SET TASK.
Without the images, write out all of the following entries exactly.

Dataset entries
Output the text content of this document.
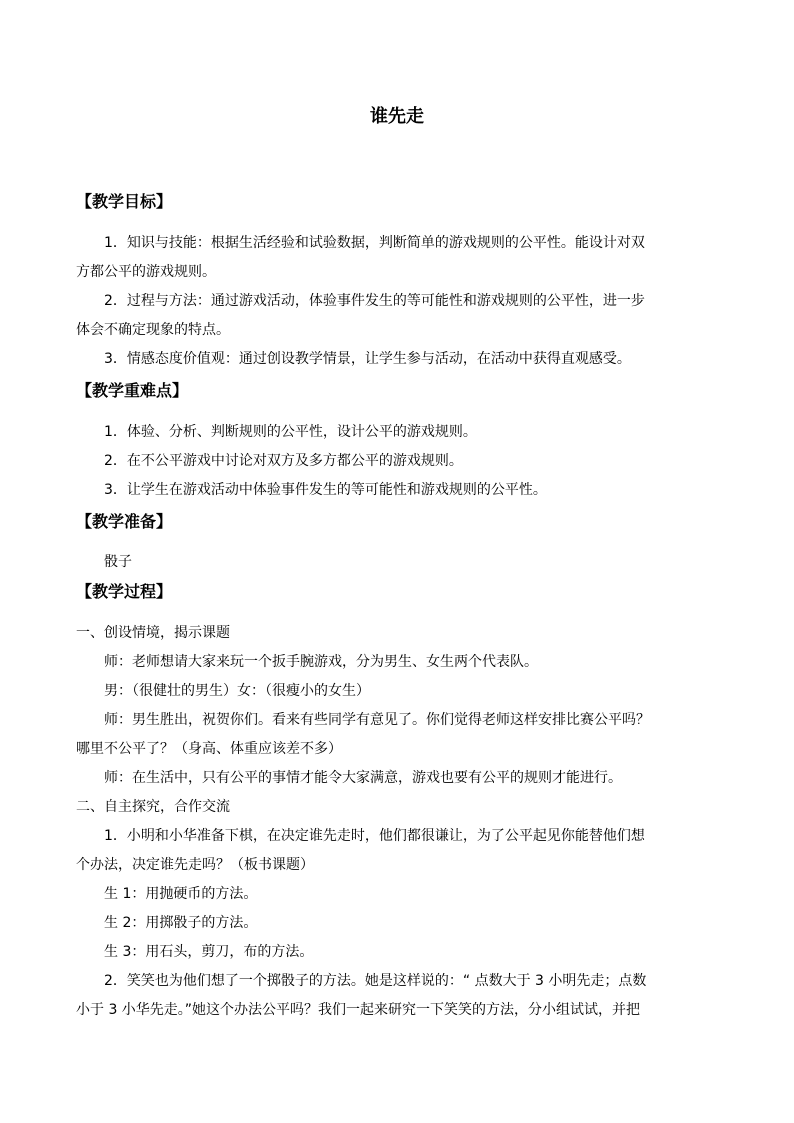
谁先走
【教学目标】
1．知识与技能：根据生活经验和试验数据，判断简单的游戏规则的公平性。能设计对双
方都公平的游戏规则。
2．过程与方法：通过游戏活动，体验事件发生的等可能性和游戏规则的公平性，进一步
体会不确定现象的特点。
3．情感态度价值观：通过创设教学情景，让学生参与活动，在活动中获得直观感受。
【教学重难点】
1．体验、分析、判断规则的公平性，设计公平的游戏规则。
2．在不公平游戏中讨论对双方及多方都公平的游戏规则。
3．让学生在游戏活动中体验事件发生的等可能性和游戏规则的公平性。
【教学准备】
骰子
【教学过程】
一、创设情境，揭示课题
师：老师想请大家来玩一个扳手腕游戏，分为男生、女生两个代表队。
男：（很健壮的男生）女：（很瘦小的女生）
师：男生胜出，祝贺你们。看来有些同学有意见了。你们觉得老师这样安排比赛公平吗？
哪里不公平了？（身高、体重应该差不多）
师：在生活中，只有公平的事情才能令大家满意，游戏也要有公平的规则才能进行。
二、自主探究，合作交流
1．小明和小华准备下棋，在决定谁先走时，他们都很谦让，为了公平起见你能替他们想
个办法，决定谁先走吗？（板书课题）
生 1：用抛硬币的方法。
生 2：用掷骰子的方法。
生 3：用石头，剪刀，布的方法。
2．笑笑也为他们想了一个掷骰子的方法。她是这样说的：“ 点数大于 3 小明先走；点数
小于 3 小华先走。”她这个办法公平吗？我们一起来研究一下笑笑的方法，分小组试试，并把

WRITTEN RESPONSE.
Output the text content of this document.
谁先走
【教学目标】
1．知识与技能：根据生活经验和试验数据，判断简单的游戏规则的公平性。能设计对双
方都公平的游戏规则。
2．过程与方法：通过游戏活动，体验事件发生的等可能性和游戏规则的公平性，进一步
体会不确定现象的特点。
3．情感态度价值观：通过创设教学情景，让学生参与活动，在活动中获得直观感受。
【教学重难点】
1．体验、分析、判断规则的公平性，设计公平的游戏规则。
2．在不公平游戏中讨论对双方及多方都公平的游戏规则。
3．让学生在游戏活动中体验事件发生的等可能性和游戏规则的公平性。
【教学准备】
骰子
【教学过程】
一、创设情境，揭示课题
师：老师想请大家来玩一个扳手腕游戏，分为男生、女生两个代表队。
男：（很健壮的男生）女：（很瘦小的女生）
师：男生胜出，祝贺你们。看来有些同学有意见了。你们觉得老师这样安排比赛公平吗？
哪里不公平了？（身高、体重应该差不多）
师：在生活中，只有公平的事情才能令大家满意，游戏也要有公平的规则才能进行。
二、自主探究，合作交流
1．小明和小华准备下棋，在决定谁先走时，他们都很谦让，为了公平起见你能替他们想
个办法，决定谁先走吗？（板书课题）
生 1：用抛硬币的方法。
生 2：用掷骰子的方法。
生 3：用石头，剪刀，布的方法。
2．笑笑也为他们想了一个掷骰子的方法。她是这样说的：“ 点数大于 3 小明先走；点数
小于 3 小华先走。”她这个办法公平吗？我们一起来研究一下笑笑的方法，分小组试试，并把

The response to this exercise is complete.